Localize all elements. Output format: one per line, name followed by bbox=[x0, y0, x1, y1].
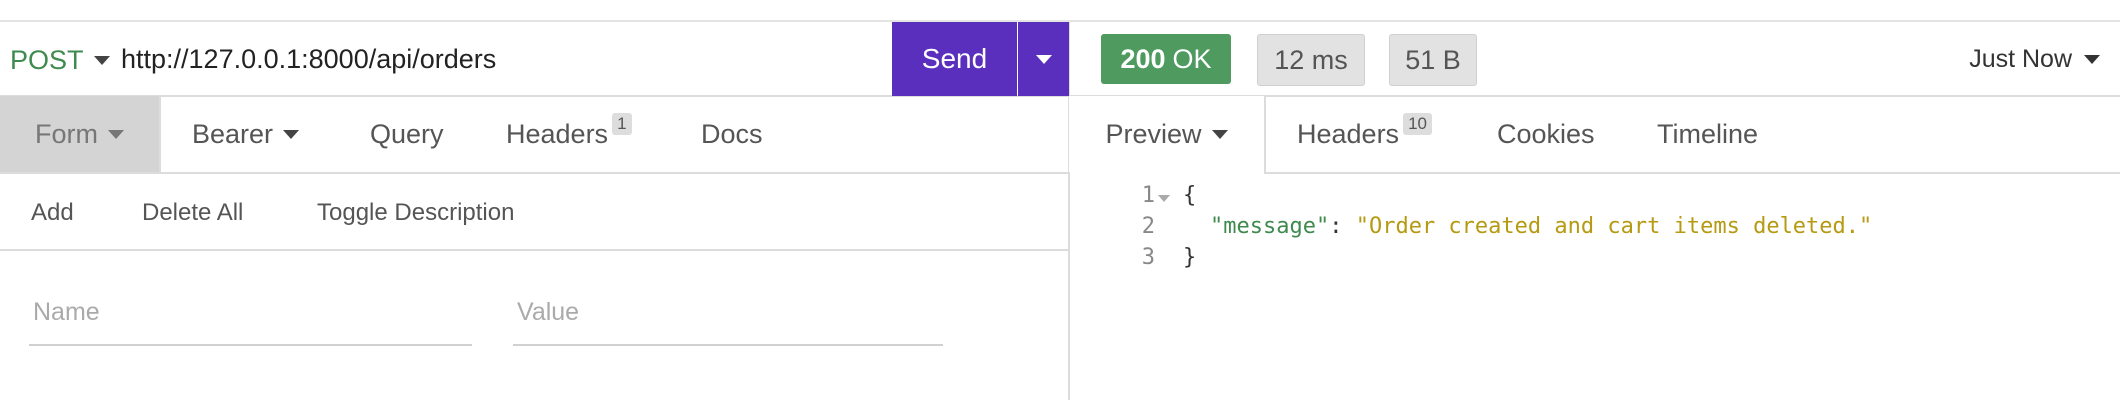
tab-label: Preview bbox=[1105, 118, 1202, 149]
method-select[interactable]: POST bbox=[10, 45, 110, 76]
delete-all-button[interactable]: Delete All bbox=[142, 199, 243, 227]
tab-label: Bearer bbox=[192, 118, 274, 149]
value-field[interactable]: Value bbox=[517, 298, 579, 327]
status-code: 200 bbox=[1120, 43, 1166, 74]
tab-label: Form bbox=[35, 118, 98, 149]
tab-label: Docs bbox=[701, 118, 763, 149]
send-options-button[interactable] bbox=[1018, 22, 1069, 96]
tab-form[interactable]: Form bbox=[0, 96, 159, 172]
chevron-down-icon bbox=[108, 129, 124, 139]
headers-count-badge: 1 bbox=[612, 113, 632, 135]
name-field[interactable]: Name bbox=[33, 298, 100, 327]
chevron-down-icon bbox=[1211, 129, 1228, 139]
tab-cookies[interactable]: Cookies bbox=[1497, 96, 1595, 172]
tab-bearer[interactable]: Bearer bbox=[192, 96, 300, 172]
status-text: OK bbox=[1172, 43, 1212, 74]
json-colon: : bbox=[1329, 214, 1356, 239]
left-tabs-divider bbox=[0, 172, 1069, 174]
tab-headers[interactable]: Headers 1 bbox=[506, 96, 632, 172]
method-label: POST bbox=[10, 45, 84, 75]
preview-tab-right-border bbox=[1264, 96, 1266, 174]
tab-label: Query bbox=[370, 118, 444, 149]
json-close-brace: } bbox=[1183, 245, 1197, 270]
toggle-description-button[interactable]: Toggle Description bbox=[317, 199, 514, 227]
tab-label: Headers bbox=[1297, 118, 1400, 149]
send-button[interactable]: Send bbox=[892, 22, 1017, 96]
tab-docs[interactable]: Docs bbox=[701, 96, 763, 172]
chevron-down-icon bbox=[283, 129, 300, 139]
line-number: 2 bbox=[1141, 214, 1155, 239]
tab-label: Cookies bbox=[1497, 118, 1595, 149]
tab-preview[interactable]: Preview bbox=[1069, 96, 1264, 172]
url-input[interactable]: http://127.0.0.1:8000/api/orders bbox=[121, 44, 496, 75]
toolbar-divider bbox=[0, 249, 1069, 251]
line-number: 3 bbox=[1141, 245, 1155, 270]
form-tab-right-border bbox=[159, 96, 161, 172]
json-line: "message": "Order created and cart items… bbox=[1210, 214, 1872, 239]
json-key: "message" bbox=[1210, 214, 1330, 239]
history-label: Just Now bbox=[1969, 45, 2072, 73]
response-time-badge: 12 ms bbox=[1257, 34, 1365, 86]
tab-label: Timeline bbox=[1657, 118, 1759, 149]
name-field-underline bbox=[29, 344, 472, 346]
tab-timeline[interactable]: Timeline bbox=[1657, 96, 1758, 172]
value-field-underline bbox=[513, 344, 943, 346]
tab-response-headers[interactable]: Headers 10 bbox=[1297, 96, 1432, 172]
json-open-brace: { bbox=[1183, 183, 1197, 208]
tab-label: Headers bbox=[506, 118, 609, 149]
fold-icon[interactable] bbox=[1158, 195, 1170, 202]
response-headers-count-badge: 10 bbox=[1403, 113, 1432, 135]
status-badge: 200 OK bbox=[1101, 34, 1231, 84]
chevron-down-icon bbox=[93, 56, 110, 65]
add-button[interactable]: Add bbox=[31, 199, 74, 227]
history-dropdown[interactable]: Just Now bbox=[1969, 45, 2100, 74]
json-string-value: "Order created and cart items deleted." bbox=[1355, 214, 1873, 239]
line-number: 1 bbox=[1141, 183, 1155, 208]
chevron-down-icon bbox=[1035, 54, 1052, 64]
response-size-badge: 51 B bbox=[1389, 34, 1477, 86]
chevron-down-icon bbox=[2084, 55, 2100, 64]
tab-query[interactable]: Query bbox=[370, 96, 444, 172]
right-tabs-divider-a bbox=[1264, 172, 2120, 174]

**What the task asks**: Collect each line from the material above in which the string "icon" appears.

**Result of this exercise**:
chevron-down-icon bbox=[108, 129, 124, 139]
chevron-down-icon bbox=[1211, 129, 1228, 139]
chevron-down-icon bbox=[283, 129, 300, 139]
fold-icon[interactable] bbox=[1158, 195, 1170, 202]
chevron-down-icon bbox=[93, 56, 110, 65]
chevron-down-icon bbox=[1035, 54, 1052, 64]
chevron-down-icon bbox=[2084, 55, 2100, 64]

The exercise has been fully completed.